Your task
From the listing that follows, output everything exactly except the pictures.

Source data

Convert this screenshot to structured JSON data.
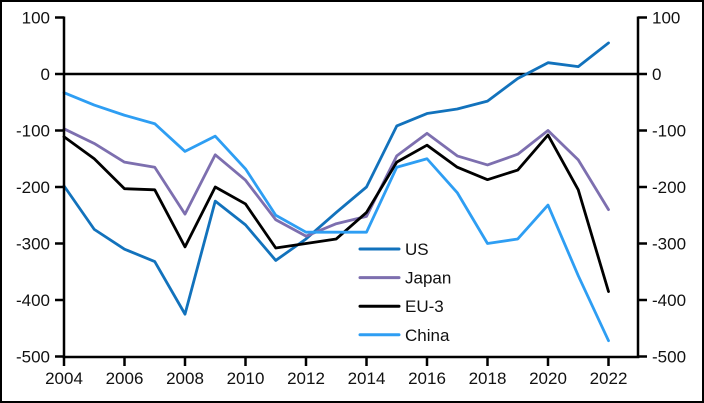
{
  "chart_data": {
    "type": "line",
    "title": "",
    "xlabel": "",
    "ylabel": "",
    "x": [
      2004,
      2005,
      2006,
      2007,
      2008,
      2009,
      2010,
      2011,
      2012,
      2013,
      2014,
      2015,
      2016,
      2017,
      2018,
      2019,
      2020,
      2021,
      2022
    ],
    "series": [
      {
        "name": "US",
        "color": "#1272BC",
        "values": [
          -198,
          -275,
          -310,
          -332,
          -425,
          -225,
          -267,
          -330,
          -292,
          -245,
          -200,
          -92,
          -70,
          -62,
          -48,
          -8,
          20,
          13,
          55
        ]
      },
      {
        "name": "Japan",
        "color": "#7D6FAF",
        "values": [
          -97,
          -123,
          -156,
          -165,
          -248,
          -143,
          -188,
          -258,
          -287,
          -265,
          -252,
          -145,
          -105,
          -145,
          -161,
          -142,
          -100,
          -152,
          -240
        ]
      },
      {
        "name": "EU-3",
        "color": "#000000",
        "values": [
          -111,
          -150,
          -203,
          -205,
          -306,
          -200,
          -230,
          -308,
          -300,
          -292,
          -245,
          -156,
          -126,
          -165,
          -187,
          -170,
          -108,
          -205,
          -385
        ]
      },
      {
        "name": "China",
        "color": "#2E9EF3",
        "values": [
          -33,
          -55,
          -73,
          -88,
          -137,
          -110,
          -168,
          -250,
          -280,
          -280,
          -280,
          -165,
          -150,
          -210,
          -300,
          -292,
          -232,
          -357,
          -472
        ]
      }
    ],
    "ylim": [
      -500,
      100
    ],
    "yticks": [
      100,
      0,
      -100,
      -200,
      -300,
      -400,
      -500
    ],
    "xticks": [
      2004,
      2006,
      2008,
      2010,
      2012,
      2014,
      2016,
      2018,
      2020,
      2022
    ],
    "dual_y_axis": true,
    "zero_line_at": 0,
    "grid": false,
    "legend": {
      "position": "inside-center-right",
      "entries": [
        "US",
        "Japan",
        "EU-3",
        "China"
      ]
    },
    "axis_color": "#000000",
    "text_color": "#111111"
  }
}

Final answer
Convert this screenshot to structured JSON data.
{
  "chart_data": {
    "type": "line",
    "title": "",
    "xlabel": "",
    "ylabel": "",
    "x": [
      2004,
      2005,
      2006,
      2007,
      2008,
      2009,
      2010,
      2011,
      2012,
      2013,
      2014,
      2015,
      2016,
      2017,
      2018,
      2019,
      2020,
      2021,
      2022
    ],
    "series": [
      {
        "name": "US",
        "color": "#1272BC",
        "values": [
          -198,
          -275,
          -310,
          -332,
          -425,
          -225,
          -267,
          -330,
          -292,
          -245,
          -200,
          -92,
          -70,
          -62,
          -48,
          -8,
          20,
          13,
          55
        ]
      },
      {
        "name": "Japan",
        "color": "#7D6FAF",
        "values": [
          -97,
          -123,
          -156,
          -165,
          -248,
          -143,
          -188,
          -258,
          -287,
          -265,
          -252,
          -145,
          -105,
          -145,
          -161,
          -142,
          -100,
          -152,
          -240
        ]
      },
      {
        "name": "EU-3",
        "color": "#000000",
        "values": [
          -111,
          -150,
          -203,
          -205,
          -306,
          -200,
          -230,
          -308,
          -300,
          -292,
          -245,
          -156,
          -126,
          -165,
          -187,
          -170,
          -108,
          -205,
          -385
        ]
      },
      {
        "name": "China",
        "color": "#2E9EF3",
        "values": [
          -33,
          -55,
          -73,
          -88,
          -137,
          -110,
          -168,
          -250,
          -280,
          -280,
          -280,
          -165,
          -150,
          -210,
          -300,
          -292,
          -232,
          -357,
          -472
        ]
      }
    ],
    "ylim": [
      -500,
      100
    ],
    "yticks": [
      100,
      0,
      -100,
      -200,
      -300,
      -400,
      -500
    ],
    "xticks": [
      2004,
      2006,
      2008,
      2010,
      2012,
      2014,
      2016,
      2018,
      2020,
      2022
    ],
    "dual_y_axis": true,
    "zero_line_at": 0,
    "grid": false,
    "legend": {
      "position": "inside-center-right",
      "entries": [
        "US",
        "Japan",
        "EU-3",
        "China"
      ]
    },
    "axis_color": "#000000",
    "text_color": "#111111"
  }
}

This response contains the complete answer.